[Material start]

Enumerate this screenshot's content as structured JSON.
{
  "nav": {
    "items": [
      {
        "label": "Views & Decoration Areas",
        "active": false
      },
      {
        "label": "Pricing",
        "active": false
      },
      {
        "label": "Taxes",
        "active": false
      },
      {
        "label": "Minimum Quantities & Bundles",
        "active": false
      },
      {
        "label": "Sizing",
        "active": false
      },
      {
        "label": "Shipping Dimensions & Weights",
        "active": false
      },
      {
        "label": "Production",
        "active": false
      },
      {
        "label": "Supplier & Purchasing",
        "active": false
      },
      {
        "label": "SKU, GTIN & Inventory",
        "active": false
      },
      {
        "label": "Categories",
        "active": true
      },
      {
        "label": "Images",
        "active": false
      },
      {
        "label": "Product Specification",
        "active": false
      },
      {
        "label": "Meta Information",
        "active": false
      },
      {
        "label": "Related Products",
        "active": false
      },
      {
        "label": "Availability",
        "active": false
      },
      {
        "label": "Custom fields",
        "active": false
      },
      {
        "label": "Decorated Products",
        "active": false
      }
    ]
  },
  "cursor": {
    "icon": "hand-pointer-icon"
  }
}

[Material end]

**Required task:**
Provide the number of lines in these entries that hold the word "Products", without any accompanying text.

**Output for this task:**
2